— What to do —
Count how many lines of the data below contain the string "from"; the reply should be that number alone.

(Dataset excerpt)
──────

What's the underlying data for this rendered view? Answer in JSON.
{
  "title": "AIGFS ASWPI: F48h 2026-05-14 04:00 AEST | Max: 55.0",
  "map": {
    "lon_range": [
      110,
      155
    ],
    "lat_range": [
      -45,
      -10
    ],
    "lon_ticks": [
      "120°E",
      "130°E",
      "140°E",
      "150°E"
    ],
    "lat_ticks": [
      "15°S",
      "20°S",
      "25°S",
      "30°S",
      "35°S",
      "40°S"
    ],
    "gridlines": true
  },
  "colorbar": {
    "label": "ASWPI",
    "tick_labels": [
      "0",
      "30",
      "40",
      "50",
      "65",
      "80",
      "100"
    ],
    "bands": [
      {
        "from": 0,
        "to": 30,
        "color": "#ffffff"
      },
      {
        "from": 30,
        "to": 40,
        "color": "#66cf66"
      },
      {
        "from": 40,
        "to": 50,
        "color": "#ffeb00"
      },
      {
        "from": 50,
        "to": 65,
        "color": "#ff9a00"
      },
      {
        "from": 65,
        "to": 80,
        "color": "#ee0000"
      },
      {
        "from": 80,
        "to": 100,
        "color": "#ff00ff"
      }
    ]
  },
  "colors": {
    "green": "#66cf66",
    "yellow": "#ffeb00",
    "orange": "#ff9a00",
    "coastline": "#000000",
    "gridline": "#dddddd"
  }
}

──────

— Solution to this problem —
6